REQUIRED WORK: Search the listing below for the word "ESPAÑA" and copy each line that holds it.

MATERIAL PROVIDED:
########

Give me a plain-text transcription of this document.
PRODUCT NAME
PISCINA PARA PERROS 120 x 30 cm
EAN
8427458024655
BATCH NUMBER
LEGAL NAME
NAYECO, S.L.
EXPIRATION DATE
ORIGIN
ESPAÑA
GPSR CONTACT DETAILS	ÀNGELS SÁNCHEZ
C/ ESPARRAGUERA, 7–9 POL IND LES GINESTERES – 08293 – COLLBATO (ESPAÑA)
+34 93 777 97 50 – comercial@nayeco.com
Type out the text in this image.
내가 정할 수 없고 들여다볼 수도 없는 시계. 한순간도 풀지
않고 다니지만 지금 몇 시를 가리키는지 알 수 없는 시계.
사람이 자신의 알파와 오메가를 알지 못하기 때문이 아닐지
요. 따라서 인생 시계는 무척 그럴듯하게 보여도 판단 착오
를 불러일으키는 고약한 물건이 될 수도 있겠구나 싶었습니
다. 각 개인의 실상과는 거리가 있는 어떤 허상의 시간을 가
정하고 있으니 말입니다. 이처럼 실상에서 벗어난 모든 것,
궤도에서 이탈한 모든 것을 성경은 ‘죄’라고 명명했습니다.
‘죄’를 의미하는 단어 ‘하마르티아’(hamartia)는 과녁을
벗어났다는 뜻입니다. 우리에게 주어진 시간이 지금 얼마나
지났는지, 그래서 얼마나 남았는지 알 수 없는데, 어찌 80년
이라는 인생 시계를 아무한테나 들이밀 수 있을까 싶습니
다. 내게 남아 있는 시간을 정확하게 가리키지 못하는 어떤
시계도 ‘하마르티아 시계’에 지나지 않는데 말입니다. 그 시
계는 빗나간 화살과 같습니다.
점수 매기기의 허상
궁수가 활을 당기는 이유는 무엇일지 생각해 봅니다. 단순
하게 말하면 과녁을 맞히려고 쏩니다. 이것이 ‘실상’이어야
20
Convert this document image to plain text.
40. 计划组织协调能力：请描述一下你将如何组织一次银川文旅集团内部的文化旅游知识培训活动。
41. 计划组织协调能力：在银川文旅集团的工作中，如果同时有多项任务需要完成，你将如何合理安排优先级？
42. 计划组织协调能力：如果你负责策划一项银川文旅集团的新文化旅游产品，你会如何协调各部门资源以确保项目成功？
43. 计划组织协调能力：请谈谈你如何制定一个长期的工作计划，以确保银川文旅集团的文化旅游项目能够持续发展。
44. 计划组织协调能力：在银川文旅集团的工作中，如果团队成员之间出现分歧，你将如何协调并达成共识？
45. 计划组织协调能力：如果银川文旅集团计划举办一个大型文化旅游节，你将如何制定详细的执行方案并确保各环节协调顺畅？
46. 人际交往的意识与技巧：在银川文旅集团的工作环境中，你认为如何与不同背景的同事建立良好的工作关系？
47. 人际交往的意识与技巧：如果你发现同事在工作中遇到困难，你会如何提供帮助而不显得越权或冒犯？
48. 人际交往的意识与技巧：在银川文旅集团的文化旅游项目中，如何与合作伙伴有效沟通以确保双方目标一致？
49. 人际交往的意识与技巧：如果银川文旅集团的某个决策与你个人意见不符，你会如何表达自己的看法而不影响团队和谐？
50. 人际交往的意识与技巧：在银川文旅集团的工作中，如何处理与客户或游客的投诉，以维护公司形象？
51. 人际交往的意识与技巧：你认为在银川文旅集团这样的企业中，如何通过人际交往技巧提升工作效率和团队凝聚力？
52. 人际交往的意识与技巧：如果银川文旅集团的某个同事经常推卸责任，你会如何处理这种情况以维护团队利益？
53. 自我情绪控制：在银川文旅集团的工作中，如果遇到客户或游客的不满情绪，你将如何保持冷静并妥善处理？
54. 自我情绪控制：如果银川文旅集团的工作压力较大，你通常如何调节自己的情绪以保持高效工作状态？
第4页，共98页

########

ANSWER IN FULL:
ESPAÑA
C/ ESPARRAGUERA, 7–9 POL IND LES GINESTERES – 08293 – COLLBATO (ESPAÑA)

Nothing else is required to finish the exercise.